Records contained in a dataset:
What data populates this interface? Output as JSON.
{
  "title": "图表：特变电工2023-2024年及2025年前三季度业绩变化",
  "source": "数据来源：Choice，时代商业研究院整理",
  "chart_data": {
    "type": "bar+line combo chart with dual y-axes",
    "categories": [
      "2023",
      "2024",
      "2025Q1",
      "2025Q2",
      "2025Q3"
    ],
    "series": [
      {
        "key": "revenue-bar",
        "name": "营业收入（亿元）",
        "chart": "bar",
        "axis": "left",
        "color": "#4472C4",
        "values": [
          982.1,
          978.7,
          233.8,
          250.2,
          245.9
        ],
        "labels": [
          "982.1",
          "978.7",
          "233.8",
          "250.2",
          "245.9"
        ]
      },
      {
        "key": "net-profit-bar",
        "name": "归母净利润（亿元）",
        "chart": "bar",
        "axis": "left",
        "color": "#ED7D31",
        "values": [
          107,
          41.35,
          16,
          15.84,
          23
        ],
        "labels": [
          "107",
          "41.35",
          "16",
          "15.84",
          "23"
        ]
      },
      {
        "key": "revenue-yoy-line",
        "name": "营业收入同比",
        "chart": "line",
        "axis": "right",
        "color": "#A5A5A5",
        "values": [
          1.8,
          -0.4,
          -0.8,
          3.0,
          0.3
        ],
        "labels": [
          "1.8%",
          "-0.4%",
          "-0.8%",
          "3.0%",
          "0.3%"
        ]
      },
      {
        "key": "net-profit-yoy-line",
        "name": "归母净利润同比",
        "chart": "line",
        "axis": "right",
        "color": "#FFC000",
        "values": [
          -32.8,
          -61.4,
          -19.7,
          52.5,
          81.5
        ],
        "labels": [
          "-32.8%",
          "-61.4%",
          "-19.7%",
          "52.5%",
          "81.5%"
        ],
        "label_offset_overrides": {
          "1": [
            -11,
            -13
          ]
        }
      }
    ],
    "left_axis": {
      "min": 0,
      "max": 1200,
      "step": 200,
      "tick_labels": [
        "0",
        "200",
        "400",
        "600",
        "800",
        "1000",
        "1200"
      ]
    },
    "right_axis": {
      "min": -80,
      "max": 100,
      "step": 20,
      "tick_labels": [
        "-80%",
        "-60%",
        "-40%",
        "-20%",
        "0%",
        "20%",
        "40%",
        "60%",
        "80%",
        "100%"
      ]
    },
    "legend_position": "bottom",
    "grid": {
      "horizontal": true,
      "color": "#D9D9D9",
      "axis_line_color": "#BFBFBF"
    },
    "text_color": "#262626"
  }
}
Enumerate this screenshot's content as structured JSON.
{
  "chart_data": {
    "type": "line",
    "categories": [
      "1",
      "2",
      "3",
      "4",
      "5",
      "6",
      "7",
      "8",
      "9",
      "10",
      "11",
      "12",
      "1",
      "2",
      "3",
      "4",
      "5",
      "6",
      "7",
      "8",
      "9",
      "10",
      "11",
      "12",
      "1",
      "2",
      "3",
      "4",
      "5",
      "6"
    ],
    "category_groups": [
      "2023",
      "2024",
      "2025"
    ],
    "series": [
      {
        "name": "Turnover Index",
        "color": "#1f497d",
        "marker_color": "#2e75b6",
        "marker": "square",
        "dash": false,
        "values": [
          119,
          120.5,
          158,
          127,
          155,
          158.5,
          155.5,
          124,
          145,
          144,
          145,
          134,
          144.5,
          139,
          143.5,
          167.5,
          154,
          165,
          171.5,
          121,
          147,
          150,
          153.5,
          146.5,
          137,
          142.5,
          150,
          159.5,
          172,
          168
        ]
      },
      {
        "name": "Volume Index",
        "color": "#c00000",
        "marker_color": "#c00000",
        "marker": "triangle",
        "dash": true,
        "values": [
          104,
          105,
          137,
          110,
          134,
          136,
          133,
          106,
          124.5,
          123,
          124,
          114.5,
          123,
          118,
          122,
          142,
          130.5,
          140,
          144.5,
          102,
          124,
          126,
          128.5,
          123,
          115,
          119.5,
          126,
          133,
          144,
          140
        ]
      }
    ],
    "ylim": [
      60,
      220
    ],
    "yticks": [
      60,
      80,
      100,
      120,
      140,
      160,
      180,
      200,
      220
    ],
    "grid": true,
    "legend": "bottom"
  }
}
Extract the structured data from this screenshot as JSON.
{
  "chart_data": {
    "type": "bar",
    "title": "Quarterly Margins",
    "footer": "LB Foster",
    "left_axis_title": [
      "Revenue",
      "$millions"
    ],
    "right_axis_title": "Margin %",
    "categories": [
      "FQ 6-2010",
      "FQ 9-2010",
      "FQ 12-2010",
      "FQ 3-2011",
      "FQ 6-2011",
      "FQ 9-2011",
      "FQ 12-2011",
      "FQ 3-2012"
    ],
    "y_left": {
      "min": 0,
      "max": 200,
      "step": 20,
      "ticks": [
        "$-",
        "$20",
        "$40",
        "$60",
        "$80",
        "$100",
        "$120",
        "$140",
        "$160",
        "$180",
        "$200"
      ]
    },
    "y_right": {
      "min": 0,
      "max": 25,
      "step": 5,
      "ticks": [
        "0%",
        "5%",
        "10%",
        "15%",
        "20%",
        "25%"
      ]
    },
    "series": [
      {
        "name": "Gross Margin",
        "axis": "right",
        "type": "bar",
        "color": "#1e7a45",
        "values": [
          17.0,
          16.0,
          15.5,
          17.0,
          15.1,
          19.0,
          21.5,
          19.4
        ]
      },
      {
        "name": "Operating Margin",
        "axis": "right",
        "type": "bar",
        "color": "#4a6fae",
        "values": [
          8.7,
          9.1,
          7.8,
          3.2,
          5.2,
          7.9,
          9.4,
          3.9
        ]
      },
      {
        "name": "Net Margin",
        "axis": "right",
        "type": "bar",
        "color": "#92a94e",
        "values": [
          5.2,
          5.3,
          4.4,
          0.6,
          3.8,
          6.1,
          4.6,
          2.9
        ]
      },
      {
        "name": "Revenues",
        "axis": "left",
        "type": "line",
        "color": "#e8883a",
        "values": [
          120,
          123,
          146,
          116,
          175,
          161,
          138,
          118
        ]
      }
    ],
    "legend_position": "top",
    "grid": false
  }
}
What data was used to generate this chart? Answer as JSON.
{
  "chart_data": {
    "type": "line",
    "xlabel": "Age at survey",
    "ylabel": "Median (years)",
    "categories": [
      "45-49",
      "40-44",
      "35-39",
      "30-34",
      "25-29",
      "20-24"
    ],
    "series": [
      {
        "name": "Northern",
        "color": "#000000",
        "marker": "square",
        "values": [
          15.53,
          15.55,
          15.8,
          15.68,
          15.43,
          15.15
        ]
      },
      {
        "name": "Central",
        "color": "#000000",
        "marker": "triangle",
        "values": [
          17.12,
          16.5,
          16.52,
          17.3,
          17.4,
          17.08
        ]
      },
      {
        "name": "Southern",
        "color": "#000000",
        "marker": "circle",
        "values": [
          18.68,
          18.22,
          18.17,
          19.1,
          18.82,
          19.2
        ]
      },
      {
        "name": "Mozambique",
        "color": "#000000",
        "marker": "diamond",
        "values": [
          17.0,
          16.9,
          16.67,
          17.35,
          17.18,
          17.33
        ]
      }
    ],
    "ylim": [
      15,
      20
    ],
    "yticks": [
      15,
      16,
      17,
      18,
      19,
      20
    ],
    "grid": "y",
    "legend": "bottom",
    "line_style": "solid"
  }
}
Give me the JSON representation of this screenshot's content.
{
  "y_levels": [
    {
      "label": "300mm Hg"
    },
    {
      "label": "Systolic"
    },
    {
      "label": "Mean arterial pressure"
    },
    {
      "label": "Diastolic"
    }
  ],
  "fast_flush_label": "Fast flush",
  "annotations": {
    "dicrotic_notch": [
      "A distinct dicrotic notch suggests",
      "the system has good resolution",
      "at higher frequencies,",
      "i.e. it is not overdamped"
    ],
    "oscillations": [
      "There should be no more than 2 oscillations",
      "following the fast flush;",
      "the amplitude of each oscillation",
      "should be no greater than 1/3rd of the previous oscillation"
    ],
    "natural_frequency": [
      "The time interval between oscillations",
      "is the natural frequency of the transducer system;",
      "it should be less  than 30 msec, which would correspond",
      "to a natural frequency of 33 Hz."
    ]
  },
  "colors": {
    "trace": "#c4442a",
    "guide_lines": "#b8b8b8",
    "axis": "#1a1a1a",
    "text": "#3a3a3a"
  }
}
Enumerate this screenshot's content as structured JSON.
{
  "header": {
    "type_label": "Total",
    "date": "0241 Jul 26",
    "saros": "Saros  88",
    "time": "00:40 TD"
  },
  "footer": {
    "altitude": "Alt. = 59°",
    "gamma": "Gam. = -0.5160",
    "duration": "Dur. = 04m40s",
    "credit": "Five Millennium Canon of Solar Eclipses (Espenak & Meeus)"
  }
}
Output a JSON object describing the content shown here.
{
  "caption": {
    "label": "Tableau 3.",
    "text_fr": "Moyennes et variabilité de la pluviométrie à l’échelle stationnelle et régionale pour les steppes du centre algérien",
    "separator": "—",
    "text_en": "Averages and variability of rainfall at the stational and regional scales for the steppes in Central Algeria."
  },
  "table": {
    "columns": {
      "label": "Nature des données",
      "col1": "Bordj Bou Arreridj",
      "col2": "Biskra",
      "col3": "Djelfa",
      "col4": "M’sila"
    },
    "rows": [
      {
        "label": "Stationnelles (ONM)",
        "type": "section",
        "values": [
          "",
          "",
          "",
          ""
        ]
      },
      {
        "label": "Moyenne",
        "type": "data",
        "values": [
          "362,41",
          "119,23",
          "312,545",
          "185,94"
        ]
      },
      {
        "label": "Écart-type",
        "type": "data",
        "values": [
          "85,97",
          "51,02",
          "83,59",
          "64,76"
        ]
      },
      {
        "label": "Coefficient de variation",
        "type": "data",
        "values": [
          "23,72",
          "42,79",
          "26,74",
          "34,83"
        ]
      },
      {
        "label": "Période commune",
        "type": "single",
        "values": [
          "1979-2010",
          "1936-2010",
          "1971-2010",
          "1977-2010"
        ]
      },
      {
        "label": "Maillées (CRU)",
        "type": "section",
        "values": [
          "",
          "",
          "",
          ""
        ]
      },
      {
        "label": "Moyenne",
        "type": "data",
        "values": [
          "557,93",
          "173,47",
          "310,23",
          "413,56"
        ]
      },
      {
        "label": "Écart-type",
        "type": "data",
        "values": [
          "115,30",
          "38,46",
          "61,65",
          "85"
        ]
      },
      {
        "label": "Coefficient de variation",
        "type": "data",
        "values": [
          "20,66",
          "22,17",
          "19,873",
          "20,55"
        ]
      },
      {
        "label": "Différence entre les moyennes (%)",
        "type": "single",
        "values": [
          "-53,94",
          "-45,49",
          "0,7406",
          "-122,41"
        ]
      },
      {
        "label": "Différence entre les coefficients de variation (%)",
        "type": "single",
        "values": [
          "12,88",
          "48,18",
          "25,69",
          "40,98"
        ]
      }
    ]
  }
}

■ **Objective**
In the entries above, count each line holding "JSON" and report the total and nothing more.

■ **Response**
7